Texto da página ->
------------------------

Flávio Bolsonaro critica ausência de Lula na posse de Kast e o acusa de ser ‘pequeno’
O senador Flávio Bolsonaro (PL-RJ), pré-candidato à Presidência, teceu duras críticas ao presidente Luiz Inácio Lula da Silva (PT) nesta quarta-feira, 11. Segundo o senador, Lula foi “muito pequeno” ao cancelar sua viagem ao Chile para participar da posse do novo presidente chileno, José Antonio Kast. Flávio Bolsonaro, que esteve presente no evento a convite da equipe de Kast, argumentou que a atitude do presidente brasileiro demonstra “inabilidade de conviver com pessoas que pensam diferente”.
Lula teria priorizado ‘questão pessoal’
Em entrevista à Televisión Nacional de Chile (TVN), Flávio Bolsonaro afirmou que o Brasil e o Chile são “importantes parceiros comerciais”, e que a decisão de Lula em não comparecer à posse teria sido motivada por uma “questão pessoal, uma birra, rancor”. O senador, que viajou ao país acompanhado de sua esposa, Fernanda Bolsonaro, destacou que o presidente Kast “é muito maior que Lula”.
Ausência de Lula e presença de Flávio Bolsonaro
A ausência de Lula na cerimônia foi justificada pelo Palácio do Planalto como uma “incompatibilidade de agenda”. Contudo, fontes aliadas indicaram que a decisão teria sido tomada após a confirmação da presença de Flávio Bolsonaro na posse. Lula havia inicialmente aceitado o convite de Kast após um encontro entre ambos em janeiro, no Panamá. Ao canal chileno, Flávio Bolsonaro declarou que o presidente Lula “não respeita quem pensa diferente e, o tempo todo, fala com muito ódio e ressentimento no coração”.
Kast assume presidência e amplia bloco de direita na América do Sul
A posse de José Antonio Kast reuniu diversas autoridades da região, como os presidentes Javier Milei (Argentina), Santiago Peña (Paraguai), Daniel Noboa (Equador) e Yamandú Orsi (Uruguai). O Brasil foi representado pelo chanceler Mauro Vieira. Kast, que venceu a candidata do Partido Comunista, Jeannette Jara, com 58,3% dos votos no segundo turno em dezembro de 2025, encerra o governo de Gabriel Boric. O novo presidente chileno prometeu reprimir a imigração ilegal, reduzir gastos públicos e desregulamentar a economia. Com sua posse, a América do Sul passa a contar com cinco presidentes de direita em países como Argentina, Bolívia, Equador e Paraguai.

------------------------

Dados fornecidos ->
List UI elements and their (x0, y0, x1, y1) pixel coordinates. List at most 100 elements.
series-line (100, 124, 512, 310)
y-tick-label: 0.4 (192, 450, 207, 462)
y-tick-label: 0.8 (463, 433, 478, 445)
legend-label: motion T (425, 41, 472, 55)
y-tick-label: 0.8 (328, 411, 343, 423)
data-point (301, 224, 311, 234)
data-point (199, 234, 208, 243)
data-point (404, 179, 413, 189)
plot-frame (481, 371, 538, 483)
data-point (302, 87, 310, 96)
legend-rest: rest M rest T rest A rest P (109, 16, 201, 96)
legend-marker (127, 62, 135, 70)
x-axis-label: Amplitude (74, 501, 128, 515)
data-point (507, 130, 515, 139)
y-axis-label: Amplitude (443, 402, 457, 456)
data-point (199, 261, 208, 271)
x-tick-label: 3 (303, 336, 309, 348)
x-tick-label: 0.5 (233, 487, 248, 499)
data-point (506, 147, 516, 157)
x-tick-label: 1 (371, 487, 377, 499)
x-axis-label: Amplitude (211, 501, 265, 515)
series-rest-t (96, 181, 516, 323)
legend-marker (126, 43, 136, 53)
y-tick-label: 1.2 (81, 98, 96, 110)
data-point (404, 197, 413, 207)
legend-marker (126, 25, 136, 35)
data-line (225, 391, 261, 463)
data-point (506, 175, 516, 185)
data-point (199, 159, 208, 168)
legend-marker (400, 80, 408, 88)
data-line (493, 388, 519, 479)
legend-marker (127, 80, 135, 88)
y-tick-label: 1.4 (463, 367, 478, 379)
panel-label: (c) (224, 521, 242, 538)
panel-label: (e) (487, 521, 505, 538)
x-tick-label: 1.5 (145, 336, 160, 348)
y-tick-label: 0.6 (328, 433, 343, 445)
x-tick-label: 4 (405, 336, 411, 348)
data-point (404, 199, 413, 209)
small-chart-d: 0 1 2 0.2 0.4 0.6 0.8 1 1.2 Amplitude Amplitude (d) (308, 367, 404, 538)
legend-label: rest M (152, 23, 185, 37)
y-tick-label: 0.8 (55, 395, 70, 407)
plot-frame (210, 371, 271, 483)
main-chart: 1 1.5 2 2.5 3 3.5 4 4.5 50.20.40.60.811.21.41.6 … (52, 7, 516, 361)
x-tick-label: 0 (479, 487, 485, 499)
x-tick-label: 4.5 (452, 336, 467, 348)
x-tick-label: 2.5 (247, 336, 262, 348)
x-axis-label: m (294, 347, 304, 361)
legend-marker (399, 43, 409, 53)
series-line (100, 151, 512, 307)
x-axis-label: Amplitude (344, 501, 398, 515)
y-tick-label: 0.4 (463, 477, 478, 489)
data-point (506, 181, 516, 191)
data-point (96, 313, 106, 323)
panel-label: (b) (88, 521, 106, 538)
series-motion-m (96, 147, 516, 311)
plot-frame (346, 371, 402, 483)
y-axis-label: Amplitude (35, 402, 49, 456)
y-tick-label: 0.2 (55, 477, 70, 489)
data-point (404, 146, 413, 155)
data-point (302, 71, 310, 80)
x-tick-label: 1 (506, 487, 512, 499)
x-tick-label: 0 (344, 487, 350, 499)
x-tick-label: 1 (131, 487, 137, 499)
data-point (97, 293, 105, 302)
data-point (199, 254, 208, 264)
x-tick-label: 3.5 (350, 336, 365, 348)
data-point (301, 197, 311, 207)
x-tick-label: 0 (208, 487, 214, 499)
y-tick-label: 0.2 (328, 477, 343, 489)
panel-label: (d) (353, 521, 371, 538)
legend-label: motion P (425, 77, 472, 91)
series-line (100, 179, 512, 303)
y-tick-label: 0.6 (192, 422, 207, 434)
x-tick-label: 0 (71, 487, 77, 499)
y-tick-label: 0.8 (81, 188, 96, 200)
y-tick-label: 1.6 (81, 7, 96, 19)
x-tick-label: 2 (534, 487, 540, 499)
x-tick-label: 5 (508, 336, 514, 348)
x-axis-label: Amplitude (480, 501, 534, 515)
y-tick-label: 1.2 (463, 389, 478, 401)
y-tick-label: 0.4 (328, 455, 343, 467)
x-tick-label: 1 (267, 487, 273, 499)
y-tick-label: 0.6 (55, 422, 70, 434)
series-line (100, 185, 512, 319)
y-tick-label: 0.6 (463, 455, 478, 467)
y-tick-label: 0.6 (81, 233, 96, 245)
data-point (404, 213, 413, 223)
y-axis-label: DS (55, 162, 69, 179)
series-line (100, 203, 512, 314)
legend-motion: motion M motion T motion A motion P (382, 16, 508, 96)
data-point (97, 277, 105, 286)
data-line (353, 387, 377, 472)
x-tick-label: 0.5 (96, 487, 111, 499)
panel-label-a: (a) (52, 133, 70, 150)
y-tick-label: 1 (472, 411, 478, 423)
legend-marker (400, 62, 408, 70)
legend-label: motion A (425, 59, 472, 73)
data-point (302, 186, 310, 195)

------------------------

Reescreva o trecho do texto da página que vai de "Kast assume presidência" até "Equador e Paraguai.", substituindo "chanceler" por "ministro das Relações Exteriores".

Kast assume presidência e amplia bloco de direita na América do Sul
A posse de José Antonio Kast reuniu diversas autoridades da região, como os presidentes Javier Milei (Argentina), Santiago Peña (Paraguai), Daniel Noboa (Equador) e Yamandú Orsi (Uruguai). O Brasil foi representado pelo ministro das Relações Exteriores Mauro Vieira. Kast, que venceu a candidata do Partido Comunista, Jeannette Jara, com 58,3% dos votos no segundo turno em dezembro de 2025, encerra o governo de Gabriel Boric. O novo presidente chileno prometeu reprimir a imigração ilegal, reduzir gastos públicos e desregulamentar a economia. Com sua posse, a América do Sul passa a contar com cinco presidentes de direita em países como Argentina, Bolívia, Equador e Paraguai.